- _Problem details_
Reproduce the data in its entirety, exactly as supplied.

[Data for this exercise start]

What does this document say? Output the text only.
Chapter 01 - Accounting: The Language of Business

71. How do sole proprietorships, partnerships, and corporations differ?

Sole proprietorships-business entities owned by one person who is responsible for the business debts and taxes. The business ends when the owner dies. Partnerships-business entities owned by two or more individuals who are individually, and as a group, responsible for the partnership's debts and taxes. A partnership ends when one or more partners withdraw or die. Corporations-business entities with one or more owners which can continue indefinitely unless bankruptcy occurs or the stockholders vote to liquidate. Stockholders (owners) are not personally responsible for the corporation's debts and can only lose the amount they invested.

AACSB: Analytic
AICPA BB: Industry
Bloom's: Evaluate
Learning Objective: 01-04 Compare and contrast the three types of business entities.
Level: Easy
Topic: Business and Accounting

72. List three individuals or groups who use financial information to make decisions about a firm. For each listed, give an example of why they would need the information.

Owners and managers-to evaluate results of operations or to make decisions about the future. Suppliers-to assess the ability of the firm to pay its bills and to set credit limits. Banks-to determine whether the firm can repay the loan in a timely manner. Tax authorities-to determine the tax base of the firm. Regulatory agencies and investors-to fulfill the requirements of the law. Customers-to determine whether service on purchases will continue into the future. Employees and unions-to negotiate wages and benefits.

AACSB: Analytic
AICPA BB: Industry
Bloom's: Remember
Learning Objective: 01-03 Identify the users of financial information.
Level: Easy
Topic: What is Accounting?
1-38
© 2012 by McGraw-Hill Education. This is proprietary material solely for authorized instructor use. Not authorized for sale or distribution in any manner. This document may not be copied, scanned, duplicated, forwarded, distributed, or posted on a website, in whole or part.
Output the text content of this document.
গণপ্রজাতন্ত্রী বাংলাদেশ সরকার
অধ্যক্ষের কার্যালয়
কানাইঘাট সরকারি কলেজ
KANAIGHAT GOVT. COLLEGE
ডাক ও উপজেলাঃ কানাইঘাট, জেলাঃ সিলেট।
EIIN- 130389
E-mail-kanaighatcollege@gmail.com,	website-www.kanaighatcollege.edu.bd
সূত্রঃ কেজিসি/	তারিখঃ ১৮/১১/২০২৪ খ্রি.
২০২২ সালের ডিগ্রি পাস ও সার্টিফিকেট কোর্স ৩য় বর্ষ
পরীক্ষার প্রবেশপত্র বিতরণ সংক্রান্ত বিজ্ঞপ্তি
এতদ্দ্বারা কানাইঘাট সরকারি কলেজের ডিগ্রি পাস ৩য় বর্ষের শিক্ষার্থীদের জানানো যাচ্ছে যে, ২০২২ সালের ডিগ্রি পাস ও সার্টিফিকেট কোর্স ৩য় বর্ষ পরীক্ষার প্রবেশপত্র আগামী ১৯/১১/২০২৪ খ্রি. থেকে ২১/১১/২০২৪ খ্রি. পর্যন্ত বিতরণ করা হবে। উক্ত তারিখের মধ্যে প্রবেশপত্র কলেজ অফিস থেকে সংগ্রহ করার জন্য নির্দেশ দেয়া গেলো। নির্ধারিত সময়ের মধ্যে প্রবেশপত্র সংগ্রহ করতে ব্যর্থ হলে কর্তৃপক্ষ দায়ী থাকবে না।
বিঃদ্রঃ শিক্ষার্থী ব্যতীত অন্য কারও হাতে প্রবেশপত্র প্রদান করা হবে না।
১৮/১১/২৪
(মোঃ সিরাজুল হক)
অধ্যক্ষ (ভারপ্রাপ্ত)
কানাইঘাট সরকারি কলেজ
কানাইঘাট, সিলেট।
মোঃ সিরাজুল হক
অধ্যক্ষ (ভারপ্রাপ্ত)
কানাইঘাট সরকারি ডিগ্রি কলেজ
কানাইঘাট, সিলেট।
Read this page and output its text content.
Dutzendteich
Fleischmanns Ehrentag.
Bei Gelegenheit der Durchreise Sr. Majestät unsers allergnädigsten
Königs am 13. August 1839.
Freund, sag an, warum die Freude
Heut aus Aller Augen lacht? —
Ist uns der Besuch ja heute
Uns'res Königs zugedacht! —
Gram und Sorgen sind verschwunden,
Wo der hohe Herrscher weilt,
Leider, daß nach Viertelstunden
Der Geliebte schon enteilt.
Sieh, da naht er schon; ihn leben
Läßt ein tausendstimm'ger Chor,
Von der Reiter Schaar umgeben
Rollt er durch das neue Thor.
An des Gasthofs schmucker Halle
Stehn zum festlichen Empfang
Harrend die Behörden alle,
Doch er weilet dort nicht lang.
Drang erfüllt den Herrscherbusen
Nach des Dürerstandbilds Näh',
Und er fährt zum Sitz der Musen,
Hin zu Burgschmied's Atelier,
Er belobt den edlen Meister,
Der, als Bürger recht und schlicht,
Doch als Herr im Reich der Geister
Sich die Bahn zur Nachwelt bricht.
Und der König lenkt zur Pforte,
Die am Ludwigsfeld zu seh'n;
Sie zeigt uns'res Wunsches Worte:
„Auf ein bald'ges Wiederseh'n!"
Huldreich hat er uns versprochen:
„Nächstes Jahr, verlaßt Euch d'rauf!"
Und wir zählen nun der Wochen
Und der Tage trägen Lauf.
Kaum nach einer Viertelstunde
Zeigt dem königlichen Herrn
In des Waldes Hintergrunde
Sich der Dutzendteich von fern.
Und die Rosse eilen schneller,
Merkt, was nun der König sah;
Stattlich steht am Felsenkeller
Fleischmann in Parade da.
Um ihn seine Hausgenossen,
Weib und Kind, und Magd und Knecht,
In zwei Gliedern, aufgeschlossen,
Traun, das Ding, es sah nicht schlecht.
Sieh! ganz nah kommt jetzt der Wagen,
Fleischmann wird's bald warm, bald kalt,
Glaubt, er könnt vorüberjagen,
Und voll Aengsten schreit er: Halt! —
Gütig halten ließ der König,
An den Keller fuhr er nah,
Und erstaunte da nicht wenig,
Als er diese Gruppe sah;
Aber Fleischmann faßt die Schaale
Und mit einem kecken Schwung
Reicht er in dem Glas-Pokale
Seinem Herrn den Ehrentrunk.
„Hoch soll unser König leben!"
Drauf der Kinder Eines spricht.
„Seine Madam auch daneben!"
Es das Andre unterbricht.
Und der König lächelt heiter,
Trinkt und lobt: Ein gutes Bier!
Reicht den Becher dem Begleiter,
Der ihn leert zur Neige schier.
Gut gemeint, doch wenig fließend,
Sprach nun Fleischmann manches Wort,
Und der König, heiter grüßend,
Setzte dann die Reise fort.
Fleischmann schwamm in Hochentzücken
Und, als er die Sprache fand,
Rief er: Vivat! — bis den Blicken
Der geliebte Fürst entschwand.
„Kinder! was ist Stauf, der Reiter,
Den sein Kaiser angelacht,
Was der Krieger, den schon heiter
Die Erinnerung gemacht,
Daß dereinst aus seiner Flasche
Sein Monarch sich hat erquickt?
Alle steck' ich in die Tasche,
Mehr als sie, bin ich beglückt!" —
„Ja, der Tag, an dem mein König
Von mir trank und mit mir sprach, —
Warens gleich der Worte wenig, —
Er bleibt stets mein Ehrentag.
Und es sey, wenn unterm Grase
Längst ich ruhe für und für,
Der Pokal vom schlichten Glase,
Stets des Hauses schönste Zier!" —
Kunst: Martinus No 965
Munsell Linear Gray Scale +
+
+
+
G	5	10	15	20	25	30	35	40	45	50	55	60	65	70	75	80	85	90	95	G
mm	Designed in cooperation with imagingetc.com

[Data for this exercise end]

- _Output_
What does this document say? Output the text only.
Chapter 01 - Accounting: The Language of Business

71. How do sole proprietorships, partnerships, and corporations differ?

Sole proprietorships-business entities owned by one person who is responsible for the business debts and taxes. The business ends when the owner dies. Partnerships-business entities owned by two or more individuals who are individually, and as a group, responsible for the partnership's debts and taxes. A partnership ends when one or more partners withdraw or die. Corporations-business entities with one or more owners which can continue indefinitely unless bankruptcy occurs or the stockholders vote to liquidate. Stockholders (owners) are not personally responsible for the corporation's debts and can only lose the amount they invested.

AACSB: Analytic
AICPA BB: Industry
Bloom's: Evaluate
Learning Objective: 01-04 Compare and contrast the three types of business entities.
Level: Easy
Topic: Business and Accounting

72. List three individuals or groups who use financial information to make decisions about a firm. For each listed, give an example of why they would need the information.

Owners and managers-to evaluate results of operations or to make decisions about the future. Suppliers-to assess the ability of the firm to pay its bills and to set credit limits. Banks-to determine whether the firm can repay the loan in a timely manner. Tax authorities-to determine the tax base of the firm. Regulatory agencies and investors-to fulfill the requirements of the law. Customers-to determine whether service on purchases will continue into the future. Employees and unions-to negotiate wages and benefits.

AACSB: Analytic
AICPA BB: Industry
Bloom's: Remember
Learning Objective: 01-03 Identify the users of financial information.
Level: Easy
Topic: What is Accounting?
1-38
© 2012 by McGraw-Hill Education. This is proprietary material solely for authorized instructor use. Not authorized for sale or distribution in any manner. This document may not be copied, scanned, duplicated, forwarded, distributed, or posted on a website, in whole or part.
Output the text content of this document.
গণপ্রজাতন্ত্রী বাংলাদেশ সরকার
অধ্যক্ষের কার্যালয়
কানাইঘাট সরকারি কলেজ
KANAIGHAT GOVT. COLLEGE
ডাক ও উপজেলাঃ কানাইঘাট, জেলাঃ সিলেট।
EIIN- 130389
E-mail-kanaighatcollege@gmail.com,	website-www.kanaighatcollege.edu.bd
সূত্রঃ কেজিসি/	তারিখঃ ১৮/১১/২০২৪ খ্রি.
২০২২ সালের ডিগ্রি পাস ও সার্টিফিকেট কোর্স ৩য় বর্ষ
পরীক্ষার প্রবেশপত্র বিতরণ সংক্রান্ত বিজ্ঞপ্তি
এতদ্দ্বারা কানাইঘাট সরকারি কলেজের ডিগ্রি পাস ৩য় বর্ষের শিক্ষার্থীদের জানানো যাচ্ছে যে, ২০২২ সালের ডিগ্রি পাস ও সার্টিফিকেট কোর্স ৩য় বর্ষ পরীক্ষার প্রবেশপত্র আগামী ১৯/১১/২০২৪ খ্রি. থেকে ২১/১১/২০২৪ খ্রি. পর্যন্ত বিতরণ করা হবে। উক্ত তারিখের মধ্যে প্রবেশপত্র কলেজ অফিস থেকে সংগ্রহ করার জন্য নির্দেশ দেয়া গেলো। নির্ধারিত সময়ের মধ্যে প্রবেশপত্র সংগ্রহ করতে ব্যর্থ হলে কর্তৃপক্ষ দায়ী থাকবে না।
বিঃদ্রঃ শিক্ষার্থী ব্যতীত অন্য কারও হাতে প্রবেশপত্র প্রদান করা হবে না।
১৮/১১/২৪
(মোঃ সিরাজুল হক)
অধ্যক্ষ (ভারপ্রাপ্ত)
কানাইঘাট সরকারি কলেজ
কানাইঘাট, সিলেট।
মোঃ সিরাজুল হক
অধ্যক্ষ (ভারপ্রাপ্ত)
কানাইঘাট সরকারি ডিগ্রি কলেজ
কানাইঘাট, সিলেট।
Read this page and output its text content.
Dutzendteich
Fleischmanns Ehrentag.
Bei Gelegenheit der Durchreise Sr. Majestät unsers allergnädigsten
Königs am 13. August 1839.
Freund, sag an, warum die Freude
Heut aus Aller Augen lacht? —
Ist uns der Besuch ja heute
Uns'res Königs zugedacht! —
Gram und Sorgen sind verschwunden,
Wo der hohe Herrscher weilt,
Leider, daß nach Viertelstunden
Der Geliebte schon enteilt.
Sieh, da naht er schon; ihn leben
Läßt ein tausendstimm'ger Chor,
Von der Reiter Schaar umgeben
Rollt er durch das neue Thor.
An des Gasthofs schmucker Halle
Stehn zum festlichen Empfang
Harrend die Behörden alle,
Doch er weilet dort nicht lang.
Drang erfüllt den Herrscherbusen
Nach des Dürerstandbilds Näh',
Und er fährt zum Sitz der Musen,
Hin zu Burgschmied's Atelier,
Er belobt den edlen Meister,
Der, als Bürger recht und schlicht,
Doch als Herr im Reich der Geister
Sich die Bahn zur Nachwelt bricht.
Und der König lenkt zur Pforte,
Die am Ludwigsfeld zu seh'n;
Sie zeigt uns'res Wunsches Worte:
„Auf ein bald'ges Wiederseh'n!"
Huldreich hat er uns versprochen:
„Nächstes Jahr, verlaßt Euch d'rauf!"
Und wir zählen nun der Wochen
Und der Tage trägen Lauf.
Kaum nach einer Viertelstunde
Zeigt dem königlichen Herrn
In des Waldes Hintergrunde
Sich der Dutzendteich von fern.
Und die Rosse eilen schneller,
Merkt, was nun der König sah;
Stattlich steht am Felsenkeller
Fleischmann in Parade da.
Um ihn seine Hausgenossen,
Weib und Kind, und Magd und Knecht,
In zwei Gliedern, aufgeschlossen,
Traun, das Ding, es sah nicht schlecht.
Sieh! ganz nah kommt jetzt der Wagen,
Fleischmann wird's bald warm, bald kalt,
Glaubt, er könnt vorüberjagen,
Und voll Aengsten schreit er: Halt! —
Gütig halten ließ der König,
An den Keller fuhr er nah,
Und erstaunte da nicht wenig,
Als er diese Gruppe sah;
Aber Fleischmann faßt die Schaale
Und mit einem kecken Schwung
Reicht er in dem Glas-Pokale
Seinem Herrn den Ehrentrunk.
„Hoch soll unser König leben!"
Drauf der Kinder Eines spricht.
„Seine Madam auch daneben!"
Es das Andre unterbricht.
Und der König lächelt heiter,
Trinkt und lobt: Ein gutes Bier!
Reicht den Becher dem Begleiter,
Der ihn leert zur Neige schier.
Gut gemeint, doch wenig fließend,
Sprach nun Fleischmann manches Wort,
Und der König, heiter grüßend,
Setzte dann die Reise fort.
Fleischmann schwamm in Hochentzücken
Und, als er die Sprache fand,
Rief er: Vivat! — bis den Blicken
Der geliebte Fürst entschwand.
„Kinder! was ist Stauf, der Reiter,
Den sein Kaiser angelacht,
Was der Krieger, den schon heiter
Die Erinnerung gemacht,
Daß dereinst aus seiner Flasche
Sein Monarch sich hat erquickt?
Alle steck' ich in die Tasche,
Mehr als sie, bin ich beglückt!" —
„Ja, der Tag, an dem mein König
Von mir trank und mit mir sprach, —
Warens gleich der Worte wenig, —
Er bleibt stets mein Ehrentag.
Und es sey, wenn unterm Grase
Längst ich ruhe für und für,
Der Pokal vom schlichten Glase,
Stets des Hauses schönste Zier!" —
Kunst: Martinus No 965
Munsell Linear Gray Scale +
+
+
+
G	5	10	15	20	25	30	35	40	45	50	55	60	65	70	75	80	85	90	95	G
mm	Designed in cooperation with imagingetc.com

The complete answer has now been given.